■ **WHAT IS EXPECTED**
State the number of lines where "text" appears. Add nothing else.

■ **INFORMATION GIVEN**
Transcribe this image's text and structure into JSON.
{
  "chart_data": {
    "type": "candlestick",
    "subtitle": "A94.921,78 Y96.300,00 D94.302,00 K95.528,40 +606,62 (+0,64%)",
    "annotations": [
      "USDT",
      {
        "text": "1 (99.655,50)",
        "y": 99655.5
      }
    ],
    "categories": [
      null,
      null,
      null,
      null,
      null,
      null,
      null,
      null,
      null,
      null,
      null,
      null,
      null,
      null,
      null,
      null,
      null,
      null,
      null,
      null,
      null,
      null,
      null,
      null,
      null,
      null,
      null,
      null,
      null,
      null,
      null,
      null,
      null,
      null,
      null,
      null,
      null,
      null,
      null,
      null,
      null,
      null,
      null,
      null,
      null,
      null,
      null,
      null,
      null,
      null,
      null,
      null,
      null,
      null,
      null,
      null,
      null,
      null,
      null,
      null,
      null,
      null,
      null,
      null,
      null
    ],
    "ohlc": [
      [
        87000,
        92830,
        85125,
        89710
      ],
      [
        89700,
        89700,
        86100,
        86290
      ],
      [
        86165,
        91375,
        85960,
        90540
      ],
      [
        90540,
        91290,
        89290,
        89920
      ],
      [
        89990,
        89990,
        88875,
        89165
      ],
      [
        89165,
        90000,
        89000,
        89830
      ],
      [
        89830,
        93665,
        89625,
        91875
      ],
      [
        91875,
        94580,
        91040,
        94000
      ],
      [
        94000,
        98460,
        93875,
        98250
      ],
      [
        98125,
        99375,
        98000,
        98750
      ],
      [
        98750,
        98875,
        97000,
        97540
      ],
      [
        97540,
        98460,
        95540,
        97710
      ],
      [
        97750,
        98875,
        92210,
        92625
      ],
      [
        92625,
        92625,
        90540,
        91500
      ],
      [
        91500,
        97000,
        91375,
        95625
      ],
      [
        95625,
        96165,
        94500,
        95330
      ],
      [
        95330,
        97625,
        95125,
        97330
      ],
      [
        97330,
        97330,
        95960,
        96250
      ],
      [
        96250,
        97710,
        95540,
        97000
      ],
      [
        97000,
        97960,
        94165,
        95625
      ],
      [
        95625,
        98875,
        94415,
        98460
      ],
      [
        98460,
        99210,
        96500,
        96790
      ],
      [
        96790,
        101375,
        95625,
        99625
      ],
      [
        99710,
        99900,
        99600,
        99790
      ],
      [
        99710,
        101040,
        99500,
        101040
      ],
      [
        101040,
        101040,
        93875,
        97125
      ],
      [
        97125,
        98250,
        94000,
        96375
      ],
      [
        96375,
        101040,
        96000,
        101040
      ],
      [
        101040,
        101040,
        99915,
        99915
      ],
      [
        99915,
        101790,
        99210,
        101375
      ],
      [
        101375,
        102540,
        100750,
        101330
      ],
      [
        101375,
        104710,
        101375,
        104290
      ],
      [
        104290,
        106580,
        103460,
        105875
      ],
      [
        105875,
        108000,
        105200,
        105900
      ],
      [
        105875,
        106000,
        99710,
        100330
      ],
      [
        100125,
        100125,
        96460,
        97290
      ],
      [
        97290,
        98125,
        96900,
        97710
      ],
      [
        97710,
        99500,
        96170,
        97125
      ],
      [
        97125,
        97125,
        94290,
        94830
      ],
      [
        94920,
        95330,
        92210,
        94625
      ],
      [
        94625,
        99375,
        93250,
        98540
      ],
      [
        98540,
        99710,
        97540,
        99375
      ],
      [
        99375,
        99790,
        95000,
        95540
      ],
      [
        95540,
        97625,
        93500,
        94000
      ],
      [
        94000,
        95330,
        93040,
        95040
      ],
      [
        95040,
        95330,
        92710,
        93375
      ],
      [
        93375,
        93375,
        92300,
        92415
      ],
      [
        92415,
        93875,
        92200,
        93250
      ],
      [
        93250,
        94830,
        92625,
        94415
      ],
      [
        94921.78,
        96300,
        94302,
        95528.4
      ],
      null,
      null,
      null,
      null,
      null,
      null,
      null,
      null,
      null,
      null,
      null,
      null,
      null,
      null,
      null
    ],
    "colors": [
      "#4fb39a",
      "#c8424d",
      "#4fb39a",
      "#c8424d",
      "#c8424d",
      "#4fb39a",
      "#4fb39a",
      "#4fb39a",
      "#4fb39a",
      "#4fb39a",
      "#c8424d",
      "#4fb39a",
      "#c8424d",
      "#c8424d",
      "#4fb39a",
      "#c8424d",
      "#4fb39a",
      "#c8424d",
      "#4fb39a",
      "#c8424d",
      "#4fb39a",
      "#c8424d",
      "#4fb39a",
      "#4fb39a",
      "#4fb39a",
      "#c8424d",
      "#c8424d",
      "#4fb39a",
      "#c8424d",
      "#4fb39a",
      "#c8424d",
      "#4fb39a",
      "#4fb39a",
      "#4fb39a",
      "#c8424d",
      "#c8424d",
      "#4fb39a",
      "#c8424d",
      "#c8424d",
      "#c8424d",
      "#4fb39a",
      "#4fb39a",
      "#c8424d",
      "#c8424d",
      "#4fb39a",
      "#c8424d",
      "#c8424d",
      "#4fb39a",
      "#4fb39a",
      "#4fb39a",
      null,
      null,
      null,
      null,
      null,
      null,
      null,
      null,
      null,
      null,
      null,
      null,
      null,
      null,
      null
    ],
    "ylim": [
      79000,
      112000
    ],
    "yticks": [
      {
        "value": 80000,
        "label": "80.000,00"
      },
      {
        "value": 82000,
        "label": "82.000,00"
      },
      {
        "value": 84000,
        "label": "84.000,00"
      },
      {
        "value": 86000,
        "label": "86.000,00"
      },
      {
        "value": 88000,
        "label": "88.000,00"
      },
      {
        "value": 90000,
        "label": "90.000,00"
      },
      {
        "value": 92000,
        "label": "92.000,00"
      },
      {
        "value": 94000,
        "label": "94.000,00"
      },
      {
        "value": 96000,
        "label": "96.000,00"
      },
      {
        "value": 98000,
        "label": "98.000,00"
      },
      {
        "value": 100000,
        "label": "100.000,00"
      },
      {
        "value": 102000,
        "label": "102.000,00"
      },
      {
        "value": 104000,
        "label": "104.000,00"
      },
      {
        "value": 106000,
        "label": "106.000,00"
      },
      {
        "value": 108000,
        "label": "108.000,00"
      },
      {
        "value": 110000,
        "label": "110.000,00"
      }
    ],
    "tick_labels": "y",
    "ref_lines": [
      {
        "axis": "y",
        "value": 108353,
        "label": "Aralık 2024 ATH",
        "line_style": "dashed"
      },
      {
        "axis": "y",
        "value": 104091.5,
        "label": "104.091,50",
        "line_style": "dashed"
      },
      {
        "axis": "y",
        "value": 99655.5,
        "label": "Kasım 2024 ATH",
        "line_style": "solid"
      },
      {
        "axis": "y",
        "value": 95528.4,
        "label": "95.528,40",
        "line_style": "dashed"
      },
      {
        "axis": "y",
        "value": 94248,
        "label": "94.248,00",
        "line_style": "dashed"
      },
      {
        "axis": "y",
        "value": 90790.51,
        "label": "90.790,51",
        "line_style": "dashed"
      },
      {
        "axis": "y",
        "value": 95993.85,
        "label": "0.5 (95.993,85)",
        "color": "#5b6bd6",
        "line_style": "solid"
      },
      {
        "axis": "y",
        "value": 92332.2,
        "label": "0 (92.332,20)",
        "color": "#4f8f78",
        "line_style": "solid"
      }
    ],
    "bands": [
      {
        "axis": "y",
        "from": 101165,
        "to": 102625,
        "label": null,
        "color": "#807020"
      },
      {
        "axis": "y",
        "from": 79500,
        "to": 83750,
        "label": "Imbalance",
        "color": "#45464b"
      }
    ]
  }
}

■ **SOLUTION TO THIS EXERCISE**
2